__Aim of the exercise__. Please set out all of the data below as a Markdown table with two columns, Row and Entry, numbering each line in order and leaving out any blank lines.
____
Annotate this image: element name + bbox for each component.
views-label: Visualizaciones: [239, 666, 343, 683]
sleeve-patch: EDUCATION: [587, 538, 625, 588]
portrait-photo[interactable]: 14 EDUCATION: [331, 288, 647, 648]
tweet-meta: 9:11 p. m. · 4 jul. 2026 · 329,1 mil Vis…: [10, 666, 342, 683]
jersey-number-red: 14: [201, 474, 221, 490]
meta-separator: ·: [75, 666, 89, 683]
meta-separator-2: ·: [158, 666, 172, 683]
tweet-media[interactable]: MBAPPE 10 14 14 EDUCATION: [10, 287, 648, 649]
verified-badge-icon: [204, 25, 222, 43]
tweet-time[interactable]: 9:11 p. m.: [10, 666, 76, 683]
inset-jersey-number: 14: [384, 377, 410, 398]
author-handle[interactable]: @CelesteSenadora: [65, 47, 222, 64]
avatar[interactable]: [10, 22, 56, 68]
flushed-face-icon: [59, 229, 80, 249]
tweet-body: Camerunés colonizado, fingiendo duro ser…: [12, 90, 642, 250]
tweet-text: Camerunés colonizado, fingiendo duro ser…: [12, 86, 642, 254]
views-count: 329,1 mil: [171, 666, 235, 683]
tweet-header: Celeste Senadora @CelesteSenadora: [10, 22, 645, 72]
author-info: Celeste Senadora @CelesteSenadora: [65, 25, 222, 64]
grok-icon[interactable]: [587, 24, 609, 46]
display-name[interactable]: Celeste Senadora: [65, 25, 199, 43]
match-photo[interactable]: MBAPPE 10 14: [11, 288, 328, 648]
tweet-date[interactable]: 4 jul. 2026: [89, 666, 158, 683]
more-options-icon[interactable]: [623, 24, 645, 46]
____
__The reply__.
| Row | Entry |
|---|---|
| 1 | Annotate this image: element name + bbox for each component. |
| 2 | views-label: Visualizaciones: [239, 666, 343, 683] |
| 3 | sleeve-patch: EDUCATION: [587, 538, 625, 588] |
| 4 | portrait-photo[interactable]: 14 EDUCATION: [331, 288, 647, 648] |
| 5 | tweet-meta: 9:11 p. m. · 4 jul. 2026 · 329,1 mil Vis…: [10, 666, 342, 683] |
| 6 | jersey-number-red: 14: [201, 474, 221, 490] |
| 7 | meta-separator: ·: [75, 666, 89, 683] |
| 8 | meta-separator-2: ·: [158, 666, 172, 683] |
| 9 | tweet-media[interactable]: MBAPPE 10 14 14 EDUCATION: [10, 287, 648, 649] |
| 10 | verified-badge-icon: [204, 25, 222, 43] |
| 11 | tweet-time[interactable]: 9:11 p. m.: [10, 666, 76, 683] |
| 12 | inset-jersey-number: 14: [384, 377, 410, 398] |
| 13 | author-handle[interactable]: @CelesteSenadora: [65, 47, 222, 64] |
| 14 | avatar[interactable]: [10, 22, 56, 68] |
| 15 | flushed-face-icon: [59, 229, 80, 249] |
| 16 | tweet-body: Camerunés colonizado, fingiendo duro ser…: [12, 90, 642, 250] |
| 17 | tweet-text: Camerunés colonizado, fingiendo duro ser…: [12, 86, 642, 254] |
| 18 | views-count: 329,1 mil: [171, 666, 235, 683] |
| 19 | tweet-header: Celeste Senadora @CelesteSenadora: [10, 22, 645, 72] |
| 20 | author-info: Celeste Senadora @CelesteSenadora: [65, 25, 222, 64] |
| 21 | grok-icon[interactable]: [587, 24, 609, 46] |
| 22 | display-name[interactable]: Celeste Senadora: [65, 25, 199, 43] |
| 23 | match-photo[interactable]: MBAPPE 10 14: [11, 288, 328, 648] |
| 24 | tweet-date[interactable]: 4 jul. 2026: [89, 666, 158, 683] |
| 25 | more-options-icon[interactable]: [623, 24, 645, 46] |